Without including any images, reproduce each entry exactly.

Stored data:
#####

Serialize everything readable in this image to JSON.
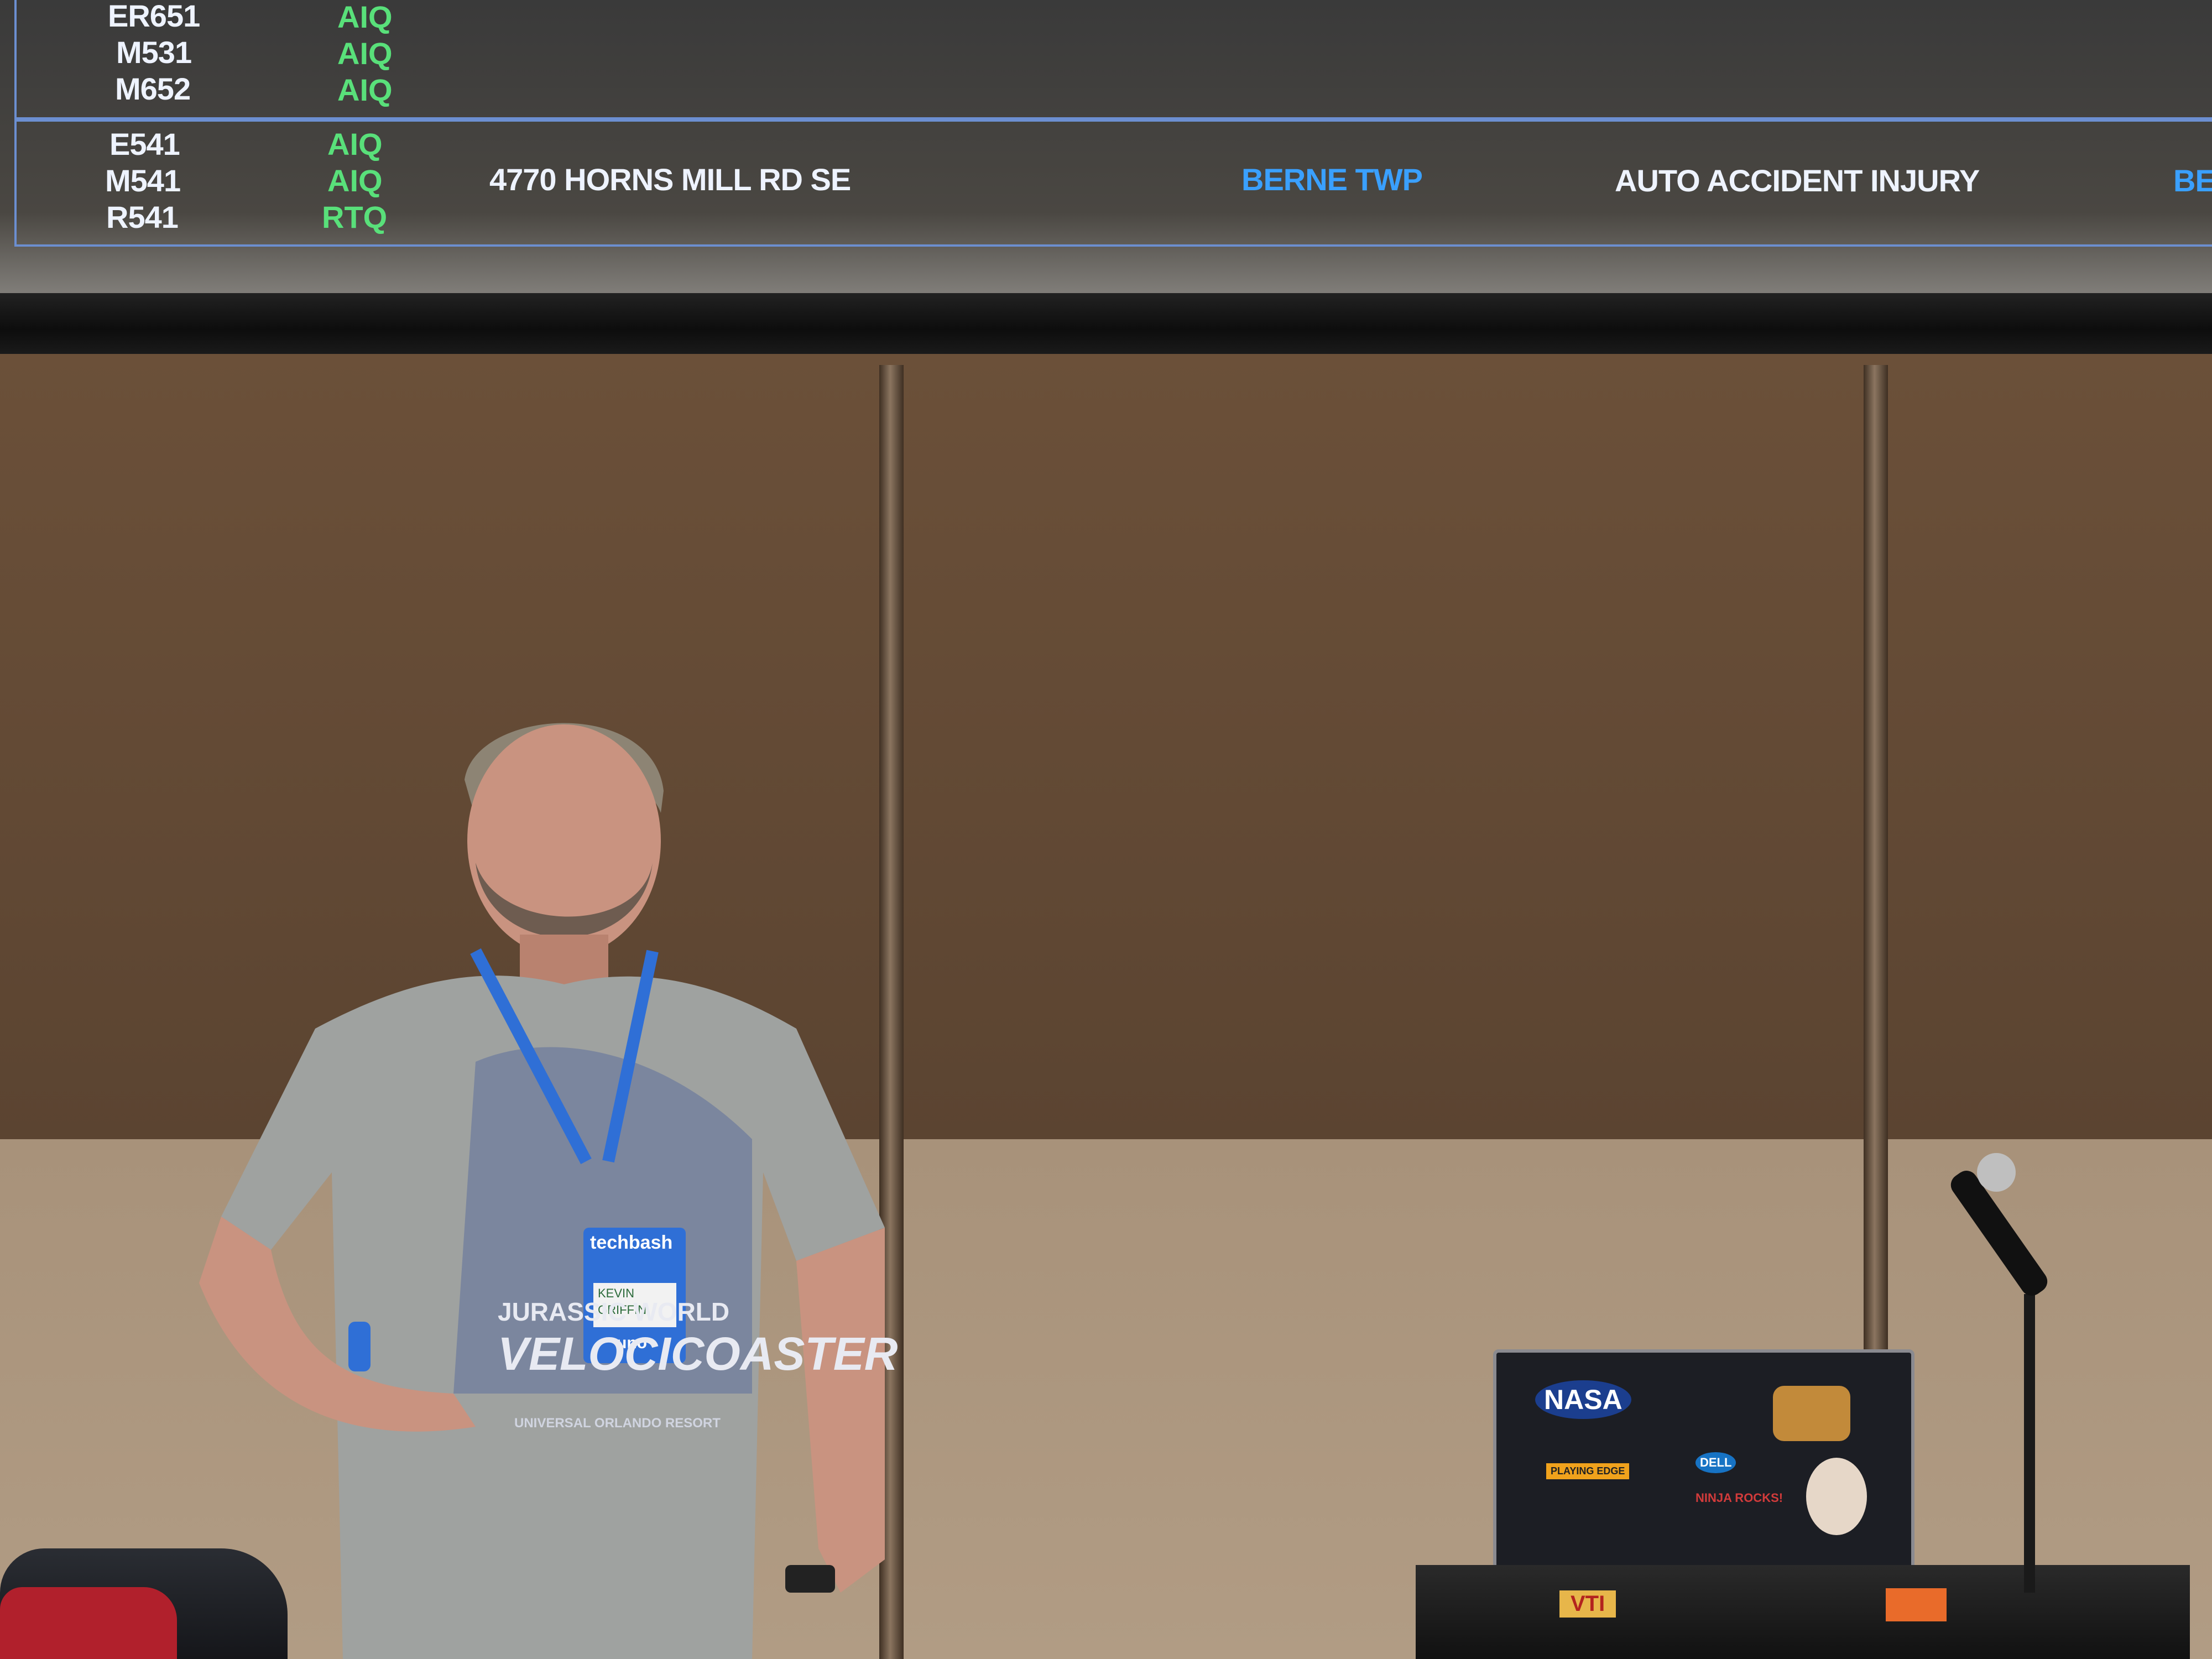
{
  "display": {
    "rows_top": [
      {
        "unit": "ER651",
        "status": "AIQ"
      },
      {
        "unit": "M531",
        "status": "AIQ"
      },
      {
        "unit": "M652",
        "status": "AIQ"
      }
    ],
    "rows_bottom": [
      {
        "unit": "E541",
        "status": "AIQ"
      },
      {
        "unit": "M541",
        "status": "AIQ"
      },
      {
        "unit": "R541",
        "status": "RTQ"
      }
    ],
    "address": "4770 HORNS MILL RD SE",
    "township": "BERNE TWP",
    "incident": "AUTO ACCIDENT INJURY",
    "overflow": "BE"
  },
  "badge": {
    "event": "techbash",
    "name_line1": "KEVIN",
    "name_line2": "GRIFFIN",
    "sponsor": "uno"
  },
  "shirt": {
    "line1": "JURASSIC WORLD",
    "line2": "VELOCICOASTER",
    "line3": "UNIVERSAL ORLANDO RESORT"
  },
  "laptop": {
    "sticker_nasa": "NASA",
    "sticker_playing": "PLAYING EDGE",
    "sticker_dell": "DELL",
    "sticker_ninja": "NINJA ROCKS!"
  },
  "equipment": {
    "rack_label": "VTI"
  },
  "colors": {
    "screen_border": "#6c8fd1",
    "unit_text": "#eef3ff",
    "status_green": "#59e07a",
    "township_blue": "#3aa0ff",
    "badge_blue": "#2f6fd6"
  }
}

#####

### Output of the task
Serialize everything readable in this image to JSON.
{
  "display": {
    "rows_top": [
      {
        "unit": "ER651",
        "status": "AIQ"
      },
      {
        "unit": "M531",
        "status": "AIQ"
      },
      {
        "unit": "M652",
        "status": "AIQ"
      }
    ],
    "rows_bottom": [
      {
        "unit": "E541",
        "status": "AIQ"
      },
      {
        "unit": "M541",
        "status": "AIQ"
      },
      {
        "unit": "R541",
        "status": "RTQ"
      }
    ],
    "address": "4770 HORNS MILL RD SE",
    "township": "BERNE TWP",
    "incident": "AUTO ACCIDENT INJURY",
    "overflow": "BE"
  },
  "badge": {
    "event": "techbash",
    "name_line1": "KEVIN",
    "name_line2": "GRIFFIN",
    "sponsor": "uno"
  },
  "shirt": {
    "line1": "JURASSIC WORLD",
    "line2": "VELOCICOASTER",
    "line3": "UNIVERSAL ORLANDO RESORT"
  },
  "laptop": {
    "sticker_nasa": "NASA",
    "sticker_playing": "PLAYING EDGE",
    "sticker_dell": "DELL",
    "sticker_ninja": "NINJA ROCKS!"
  },
  "equipment": {
    "rack_label": "VTI"
  },
  "colors": {
    "screen_border": "#6c8fd1",
    "unit_text": "#eef3ff",
    "status_green": "#59e07a",
    "township_blue": "#3aa0ff",
    "badge_blue": "#2f6fd6"
  }
}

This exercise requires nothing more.